GIVEN INSTRUCTION: Could you print all the entries exactly?
★ ★ ★ ★ ★ ★ ★
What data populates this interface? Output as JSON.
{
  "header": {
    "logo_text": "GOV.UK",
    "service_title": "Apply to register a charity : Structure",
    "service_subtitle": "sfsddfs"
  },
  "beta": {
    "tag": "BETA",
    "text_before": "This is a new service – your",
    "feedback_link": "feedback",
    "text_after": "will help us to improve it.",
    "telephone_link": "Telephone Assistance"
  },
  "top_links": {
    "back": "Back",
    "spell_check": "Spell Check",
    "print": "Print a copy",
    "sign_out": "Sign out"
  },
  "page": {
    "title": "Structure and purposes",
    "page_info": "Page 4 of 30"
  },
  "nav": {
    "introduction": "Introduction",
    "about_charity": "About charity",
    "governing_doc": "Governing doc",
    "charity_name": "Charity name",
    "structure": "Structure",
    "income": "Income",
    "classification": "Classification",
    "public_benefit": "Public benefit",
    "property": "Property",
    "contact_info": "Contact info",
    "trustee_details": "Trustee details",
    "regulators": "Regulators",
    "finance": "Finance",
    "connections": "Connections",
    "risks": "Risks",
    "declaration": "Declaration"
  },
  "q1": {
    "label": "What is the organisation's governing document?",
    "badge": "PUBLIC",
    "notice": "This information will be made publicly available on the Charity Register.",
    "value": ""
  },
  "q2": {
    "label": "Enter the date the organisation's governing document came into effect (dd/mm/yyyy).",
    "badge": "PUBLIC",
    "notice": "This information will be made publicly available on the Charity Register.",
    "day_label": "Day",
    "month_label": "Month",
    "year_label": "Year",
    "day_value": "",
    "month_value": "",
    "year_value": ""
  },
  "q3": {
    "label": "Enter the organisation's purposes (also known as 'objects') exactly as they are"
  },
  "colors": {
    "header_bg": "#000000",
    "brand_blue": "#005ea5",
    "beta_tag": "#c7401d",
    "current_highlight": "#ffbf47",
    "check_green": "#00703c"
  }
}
★ ★ ★ ★ ★ ★ ★
ANSWER TO THIS PROBLEM:
What data populates this interface? Output as JSON.
{
  "header": {
    "logo_text": "GOV.UK",
    "service_title": "Apply to register a charity : Structure",
    "service_subtitle": "sfsddfs"
  },
  "beta": {
    "tag": "BETA",
    "text_before": "This is a new service – your",
    "feedback_link": "feedback",
    "text_after": "will help us to improve it.",
    "telephone_link": "Telephone Assistance"
  },
  "top_links": {
    "back": "Back",
    "spell_check": "Spell Check",
    "print": "Print a copy",
    "sign_out": "Sign out"
  },
  "page": {
    "title": "Structure and purposes",
    "page_info": "Page 4 of 30"
  },
  "nav": {
    "introduction": "Introduction",
    "about_charity": "About charity",
    "governing_doc": "Governing doc",
    "charity_name": "Charity name",
    "structure": "Structure",
    "income": "Income",
    "classification": "Classification",
    "public_benefit": "Public benefit",
    "property": "Property",
    "contact_info": "Contact info",
    "trustee_details": "Trustee details",
    "regulators": "Regulators",
    "finance": "Finance",
    "connections": "Connections",
    "risks": "Risks",
    "declaration": "Declaration"
  },
  "q1": {
    "label": "What is the organisation's governing document?",
    "badge": "PUBLIC",
    "notice": "This information will be made publicly available on the Charity Register.",
    "value": ""
  },
  "q2": {
    "label": "Enter the date the organisation's governing document came into effect (dd/mm/yyyy).",
    "badge": "PUBLIC",
    "notice": "This information will be made publicly available on the Charity Register.",
    "day_label": "Day",
    "month_label": "Month",
    "year_label": "Year",
    "day_value": "",
    "month_value": "",
    "year_value": ""
  },
  "q3": {
    "label": "Enter the organisation's purposes (also known as 'objects') exactly as they are"
  },
  "colors": {
    "header_bg": "#000000",
    "brand_blue": "#005ea5",
    "beta_tag": "#c7401d",
    "current_highlight": "#ffbf47",
    "check_green": "#00703c"
  }
}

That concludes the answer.